◆ Task description
The records below must be retyped exactly.

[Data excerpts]
---*---

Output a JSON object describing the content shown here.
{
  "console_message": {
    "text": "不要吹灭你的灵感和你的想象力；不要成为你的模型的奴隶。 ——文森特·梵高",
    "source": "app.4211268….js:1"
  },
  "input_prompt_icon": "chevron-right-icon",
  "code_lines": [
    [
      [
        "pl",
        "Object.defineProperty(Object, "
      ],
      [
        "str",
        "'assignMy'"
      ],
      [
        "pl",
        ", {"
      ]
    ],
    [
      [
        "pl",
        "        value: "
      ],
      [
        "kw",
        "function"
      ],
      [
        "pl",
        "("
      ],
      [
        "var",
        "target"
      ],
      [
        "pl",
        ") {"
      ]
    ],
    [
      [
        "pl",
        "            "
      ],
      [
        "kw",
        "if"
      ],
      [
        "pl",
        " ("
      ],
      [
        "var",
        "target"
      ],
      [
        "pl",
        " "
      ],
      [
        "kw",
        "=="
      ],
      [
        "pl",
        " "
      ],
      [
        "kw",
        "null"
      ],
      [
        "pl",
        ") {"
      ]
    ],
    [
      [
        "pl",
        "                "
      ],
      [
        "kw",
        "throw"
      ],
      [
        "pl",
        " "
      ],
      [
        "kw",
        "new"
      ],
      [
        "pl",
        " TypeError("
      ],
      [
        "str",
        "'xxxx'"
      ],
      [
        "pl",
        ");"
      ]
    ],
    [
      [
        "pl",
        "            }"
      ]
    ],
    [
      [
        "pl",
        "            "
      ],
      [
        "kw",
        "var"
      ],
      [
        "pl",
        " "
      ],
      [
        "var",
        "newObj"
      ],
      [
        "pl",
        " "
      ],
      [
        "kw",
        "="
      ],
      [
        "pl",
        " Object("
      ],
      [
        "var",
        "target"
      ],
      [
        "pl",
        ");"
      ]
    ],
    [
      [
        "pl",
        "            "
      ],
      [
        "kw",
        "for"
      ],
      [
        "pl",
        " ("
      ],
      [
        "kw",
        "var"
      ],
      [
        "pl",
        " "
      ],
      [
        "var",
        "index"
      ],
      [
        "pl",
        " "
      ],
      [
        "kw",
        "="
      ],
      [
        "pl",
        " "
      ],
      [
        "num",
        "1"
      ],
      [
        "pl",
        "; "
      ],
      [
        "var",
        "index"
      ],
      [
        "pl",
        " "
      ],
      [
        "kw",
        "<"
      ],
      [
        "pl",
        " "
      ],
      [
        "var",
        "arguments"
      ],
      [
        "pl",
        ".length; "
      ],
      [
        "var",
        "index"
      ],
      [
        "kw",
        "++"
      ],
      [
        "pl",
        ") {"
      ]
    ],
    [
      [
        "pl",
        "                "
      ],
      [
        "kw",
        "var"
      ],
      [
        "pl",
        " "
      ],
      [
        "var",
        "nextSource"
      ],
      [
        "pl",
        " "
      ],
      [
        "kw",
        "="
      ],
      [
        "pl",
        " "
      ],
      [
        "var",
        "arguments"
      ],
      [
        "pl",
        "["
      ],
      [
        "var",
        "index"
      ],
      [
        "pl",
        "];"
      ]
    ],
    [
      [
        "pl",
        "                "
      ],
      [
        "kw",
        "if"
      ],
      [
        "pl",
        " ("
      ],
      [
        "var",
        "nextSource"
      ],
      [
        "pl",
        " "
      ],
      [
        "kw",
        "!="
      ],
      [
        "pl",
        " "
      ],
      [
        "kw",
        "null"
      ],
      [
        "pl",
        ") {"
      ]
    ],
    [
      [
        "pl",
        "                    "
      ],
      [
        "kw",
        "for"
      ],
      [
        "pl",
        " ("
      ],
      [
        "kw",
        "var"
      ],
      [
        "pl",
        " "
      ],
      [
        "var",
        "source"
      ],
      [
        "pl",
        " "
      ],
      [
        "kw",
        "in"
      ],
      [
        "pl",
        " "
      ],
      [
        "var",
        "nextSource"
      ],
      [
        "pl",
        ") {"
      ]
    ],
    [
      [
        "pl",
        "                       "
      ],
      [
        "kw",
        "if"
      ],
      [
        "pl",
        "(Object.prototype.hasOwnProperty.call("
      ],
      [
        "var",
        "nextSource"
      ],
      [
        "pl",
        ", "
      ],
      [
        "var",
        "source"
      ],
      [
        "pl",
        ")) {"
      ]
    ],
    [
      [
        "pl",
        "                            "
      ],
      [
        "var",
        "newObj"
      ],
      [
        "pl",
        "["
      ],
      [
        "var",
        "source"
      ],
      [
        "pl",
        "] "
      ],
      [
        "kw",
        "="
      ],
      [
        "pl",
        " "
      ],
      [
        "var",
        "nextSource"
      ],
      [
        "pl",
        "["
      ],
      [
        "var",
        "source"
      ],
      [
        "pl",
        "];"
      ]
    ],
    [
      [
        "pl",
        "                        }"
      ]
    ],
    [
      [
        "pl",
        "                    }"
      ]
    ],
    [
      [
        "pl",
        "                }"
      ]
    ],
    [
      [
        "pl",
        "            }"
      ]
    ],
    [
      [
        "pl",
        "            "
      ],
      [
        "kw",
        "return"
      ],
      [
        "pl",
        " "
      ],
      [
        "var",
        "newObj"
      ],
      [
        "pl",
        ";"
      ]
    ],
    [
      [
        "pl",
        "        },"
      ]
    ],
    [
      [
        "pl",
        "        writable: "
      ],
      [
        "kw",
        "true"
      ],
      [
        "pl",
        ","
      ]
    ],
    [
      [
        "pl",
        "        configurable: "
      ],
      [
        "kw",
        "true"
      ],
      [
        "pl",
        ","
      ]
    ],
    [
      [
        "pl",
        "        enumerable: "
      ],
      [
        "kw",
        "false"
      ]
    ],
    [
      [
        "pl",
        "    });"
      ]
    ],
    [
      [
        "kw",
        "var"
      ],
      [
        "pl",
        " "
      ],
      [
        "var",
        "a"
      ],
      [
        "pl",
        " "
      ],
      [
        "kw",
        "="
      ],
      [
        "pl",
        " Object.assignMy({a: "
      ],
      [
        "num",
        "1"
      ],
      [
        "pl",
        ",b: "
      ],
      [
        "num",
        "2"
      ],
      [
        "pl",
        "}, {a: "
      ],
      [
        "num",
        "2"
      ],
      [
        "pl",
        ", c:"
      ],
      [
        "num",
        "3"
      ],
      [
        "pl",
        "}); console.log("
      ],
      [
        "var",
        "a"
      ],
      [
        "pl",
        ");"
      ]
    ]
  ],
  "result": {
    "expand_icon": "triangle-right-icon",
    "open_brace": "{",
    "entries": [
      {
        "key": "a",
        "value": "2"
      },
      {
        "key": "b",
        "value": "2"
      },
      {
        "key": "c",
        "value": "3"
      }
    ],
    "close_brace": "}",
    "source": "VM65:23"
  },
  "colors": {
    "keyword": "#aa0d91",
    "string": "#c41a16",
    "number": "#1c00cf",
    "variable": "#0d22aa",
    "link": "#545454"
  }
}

---*---

◆ Finished exercise
Output a JSON object describing the content shown here.
{
  "console_message": {
    "text": "不要吹灭你的灵感和你的想象力；不要成为你的模型的奴隶。 ——文森特·梵高",
    "source": "app.4211268….js:1"
  },
  "input_prompt_icon": "chevron-right-icon",
  "code_lines": [
    [
      [
        "pl",
        "Object.defineProperty(Object, "
      ],
      [
        "str",
        "'assignMy'"
      ],
      [
        "pl",
        ", {"
      ]
    ],
    [
      [
        "pl",
        "        value: "
      ],
      [
        "kw",
        "function"
      ],
      [
        "pl",
        "("
      ],
      [
        "var",
        "target"
      ],
      [
        "pl",
        ") {"
      ]
    ],
    [
      [
        "pl",
        "            "
      ],
      [
        "kw",
        "if"
      ],
      [
        "pl",
        " ("
      ],
      [
        "var",
        "target"
      ],
      [
        "pl",
        " "
      ],
      [
        "kw",
        "=="
      ],
      [
        "pl",
        " "
      ],
      [
        "kw",
        "null"
      ],
      [
        "pl",
        ") {"
      ]
    ],
    [
      [
        "pl",
        "                "
      ],
      [
        "kw",
        "throw"
      ],
      [
        "pl",
        " "
      ],
      [
        "kw",
        "new"
      ],
      [
        "pl",
        " TypeError("
      ],
      [
        "str",
        "'xxxx'"
      ],
      [
        "pl",
        ");"
      ]
    ],
    [
      [
        "pl",
        "            }"
      ]
    ],
    [
      [
        "pl",
        "            "
      ],
      [
        "kw",
        "var"
      ],
      [
        "pl",
        " "
      ],
      [
        "var",
        "newObj"
      ],
      [
        "pl",
        " "
      ],
      [
        "kw",
        "="
      ],
      [
        "pl",
        " Object("
      ],
      [
        "var",
        "target"
      ],
      [
        "pl",
        ");"
      ]
    ],
    [
      [
        "pl",
        "            "
      ],
      [
        "kw",
        "for"
      ],
      [
        "pl",
        " ("
      ],
      [
        "kw",
        "var"
      ],
      [
        "pl",
        " "
      ],
      [
        "var",
        "index"
      ],
      [
        "pl",
        " "
      ],
      [
        "kw",
        "="
      ],
      [
        "pl",
        " "
      ],
      [
        "num",
        "1"
      ],
      [
        "pl",
        "; "
      ],
      [
        "var",
        "index"
      ],
      [
        "pl",
        " "
      ],
      [
        "kw",
        "<"
      ],
      [
        "pl",
        " "
      ],
      [
        "var",
        "arguments"
      ],
      [
        "pl",
        ".length; "
      ],
      [
        "var",
        "index"
      ],
      [
        "kw",
        "++"
      ],
      [
        "pl",
        ") {"
      ]
    ],
    [
      [
        "pl",
        "                "
      ],
      [
        "kw",
        "var"
      ],
      [
        "pl",
        " "
      ],
      [
        "var",
        "nextSource"
      ],
      [
        "pl",
        " "
      ],
      [
        "kw",
        "="
      ],
      [
        "pl",
        " "
      ],
      [
        "var",
        "arguments"
      ],
      [
        "pl",
        "["
      ],
      [
        "var",
        "index"
      ],
      [
        "pl",
        "];"
      ]
    ],
    [
      [
        "pl",
        "                "
      ],
      [
        "kw",
        "if"
      ],
      [
        "pl",
        " ("
      ],
      [
        "var",
        "nextSource"
      ],
      [
        "pl",
        " "
      ],
      [
        "kw",
        "!="
      ],
      [
        "pl",
        " "
      ],
      [
        "kw",
        "null"
      ],
      [
        "pl",
        ") {"
      ]
    ],
    [
      [
        "pl",
        "                    "
      ],
      [
        "kw",
        "for"
      ],
      [
        "pl",
        " ("
      ],
      [
        "kw",
        "var"
      ],
      [
        "pl",
        " "
      ],
      [
        "var",
        "source"
      ],
      [
        "pl",
        " "
      ],
      [
        "kw",
        "in"
      ],
      [
        "pl",
        " "
      ],
      [
        "var",
        "nextSource"
      ],
      [
        "pl",
        ") {"
      ]
    ],
    [
      [
        "pl",
        "                       "
      ],
      [
        "kw",
        "if"
      ],
      [
        "pl",
        "(Object.prototype.hasOwnProperty.call("
      ],
      [
        "var",
        "nextSource"
      ],
      [
        "pl",
        ", "
      ],
      [
        "var",
        "source"
      ],
      [
        "pl",
        ")) {"
      ]
    ],
    [
      [
        "pl",
        "                            "
      ],
      [
        "var",
        "newObj"
      ],
      [
        "pl",
        "["
      ],
      [
        "var",
        "source"
      ],
      [
        "pl",
        "] "
      ],
      [
        "kw",
        "="
      ],
      [
        "pl",
        " "
      ],
      [
        "var",
        "nextSource"
      ],
      [
        "pl",
        "["
      ],
      [
        "var",
        "source"
      ],
      [
        "pl",
        "];"
      ]
    ],
    [
      [
        "pl",
        "                        }"
      ]
    ],
    [
      [
        "pl",
        "                    }"
      ]
    ],
    [
      [
        "pl",
        "                }"
      ]
    ],
    [
      [
        "pl",
        "            }"
      ]
    ],
    [
      [
        "pl",
        "            "
      ],
      [
        "kw",
        "return"
      ],
      [
        "pl",
        " "
      ],
      [
        "var",
        "newObj"
      ],
      [
        "pl",
        ";"
      ]
    ],
    [
      [
        "pl",
        "        },"
      ]
    ],
    [
      [
        "pl",
        "        writable: "
      ],
      [
        "kw",
        "true"
      ],
      [
        "pl",
        ","
      ]
    ],
    [
      [
        "pl",
        "        configurable: "
      ],
      [
        "kw",
        "true"
      ],
      [
        "pl",
        ","
      ]
    ],
    [
      [
        "pl",
        "        enumerable: "
      ],
      [
        "kw",
        "false"
      ]
    ],
    [
      [
        "pl",
        "    });"
      ]
    ],
    [
      [
        "kw",
        "var"
      ],
      [
        "pl",
        " "
      ],
      [
        "var",
        "a"
      ],
      [
        "pl",
        " "
      ],
      [
        "kw",
        "="
      ],
      [
        "pl",
        " Object.assignMy({a: "
      ],
      [
        "num",
        "1"
      ],
      [
        "pl",
        ",b: "
      ],
      [
        "num",
        "2"
      ],
      [
        "pl",
        "}, {a: "
      ],
      [
        "num",
        "2"
      ],
      [
        "pl",
        ", c:"
      ],
      [
        "num",
        "3"
      ],
      [
        "pl",
        "}); console.log("
      ],
      [
        "var",
        "a"
      ],
      [
        "pl",
        ");"
      ]
    ]
  ],
  "result": {
    "expand_icon": "triangle-right-icon",
    "open_brace": "{",
    "entries": [
      {
        "key": "a",
        "value": "2"
      },
      {
        "key": "b",
        "value": "2"
      },
      {
        "key": "c",
        "value": "3"
      }
    ],
    "close_brace": "}",
    "source": "VM65:23"
  },
  "colors": {
    "keyword": "#aa0d91",
    "string": "#c41a16",
    "number": "#1c00cf",
    "variable": "#0d22aa",
    "link": "#545454"
  }
}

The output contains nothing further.